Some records
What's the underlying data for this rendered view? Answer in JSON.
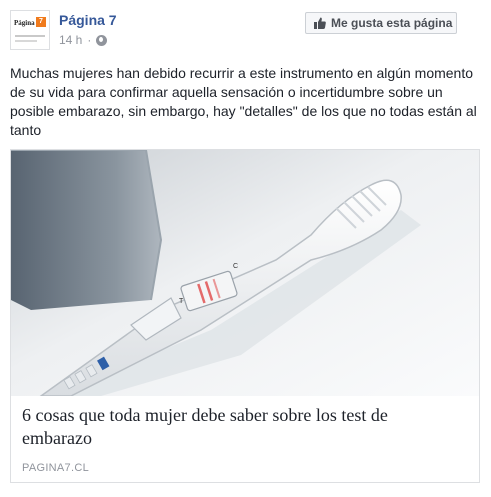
{
  "page": {
    "name": "Página 7",
    "avatar_brand": "Página",
    "avatar_badge": "7",
    "time": "14 h",
    "separator": "·"
  },
  "header": {
    "like_button_label": "Me gusta esta página"
  },
  "post": {
    "caption": "Muchas mujeres han debido recurrir a este instrumento en algún momento de su vida para confirmar aquella sensación o incertidumbre sobre un posible embarazo, sin embargo, hay \"detalles\" de los que no todas están al tanto"
  },
  "link": {
    "title": "6 cosas que toda mujer debe saber sobre los test de embarazo",
    "domain": "PAGINA7.CL",
    "image_description_icon": "pregnancy-test-photo",
    "test_window_label_t": "T",
    "test_window_label_c": "C"
  },
  "colors": {
    "link_blue": "#365899",
    "meta_gray": "#90949c",
    "text": "#1d2129",
    "border": "#dddfe2"
  }
}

What is expected: Set down every record once more, word for word, without pictures.

Output of the task:
What's the underlying data for this rendered view? Answer in JSON.
{
  "page": {
    "name": "Página 7",
    "avatar_brand": "Página",
    "avatar_badge": "7",
    "time": "14 h",
    "separator": "·"
  },
  "header": {
    "like_button_label": "Me gusta esta página"
  },
  "post": {
    "caption": "Muchas mujeres han debido recurrir a este instrumento en algún momento de su vida para confirmar aquella sensación o incertidumbre sobre un posible embarazo, sin embargo, hay \"detalles\" de los que no todas están al tanto"
  },
  "link": {
    "title": "6 cosas que toda mujer debe saber sobre los test de embarazo",
    "domain": "PAGINA7.CL",
    "image_description_icon": "pregnancy-test-photo",
    "test_window_label_t": "T",
    "test_window_label_c": "C"
  },
  "colors": {
    "link_blue": "#365899",
    "meta_gray": "#90949c",
    "text": "#1d2129",
    "border": "#dddfe2"
  }
}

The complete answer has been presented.